WHAT YOU HAVE TO DO: Pull every line from the records that has the word "oxygen" in it.

MATERIAL TO PROCESS:
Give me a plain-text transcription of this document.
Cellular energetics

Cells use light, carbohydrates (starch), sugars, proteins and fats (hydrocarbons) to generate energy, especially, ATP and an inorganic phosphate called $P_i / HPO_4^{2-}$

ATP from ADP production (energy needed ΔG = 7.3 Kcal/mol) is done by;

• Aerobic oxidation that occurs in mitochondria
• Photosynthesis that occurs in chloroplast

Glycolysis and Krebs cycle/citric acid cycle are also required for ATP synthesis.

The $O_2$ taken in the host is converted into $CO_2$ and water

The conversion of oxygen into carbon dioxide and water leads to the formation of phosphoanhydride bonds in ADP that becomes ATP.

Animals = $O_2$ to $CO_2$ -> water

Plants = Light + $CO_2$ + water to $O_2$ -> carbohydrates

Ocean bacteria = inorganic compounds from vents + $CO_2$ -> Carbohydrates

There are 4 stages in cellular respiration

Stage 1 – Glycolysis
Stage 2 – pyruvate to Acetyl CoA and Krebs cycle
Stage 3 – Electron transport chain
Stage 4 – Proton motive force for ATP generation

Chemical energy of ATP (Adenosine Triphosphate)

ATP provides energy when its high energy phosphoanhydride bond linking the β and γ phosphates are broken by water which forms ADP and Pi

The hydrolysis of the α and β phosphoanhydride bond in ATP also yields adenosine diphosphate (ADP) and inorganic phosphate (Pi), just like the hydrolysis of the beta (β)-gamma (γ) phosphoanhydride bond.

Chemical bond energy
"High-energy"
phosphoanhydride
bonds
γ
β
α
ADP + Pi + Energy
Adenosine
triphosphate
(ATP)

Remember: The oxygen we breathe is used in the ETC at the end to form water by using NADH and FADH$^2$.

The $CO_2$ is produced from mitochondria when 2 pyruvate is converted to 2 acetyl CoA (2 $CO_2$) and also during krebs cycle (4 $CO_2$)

THE COMPLETED TASK:
The conversion of oxygen into carbon dioxide and water leads to the formation of phosphoanhydride bonds in ADP that becomes ATP.
Remember: The oxygen we breathe is used in the ETC at the end to form water by using NADH and FADH$^2$.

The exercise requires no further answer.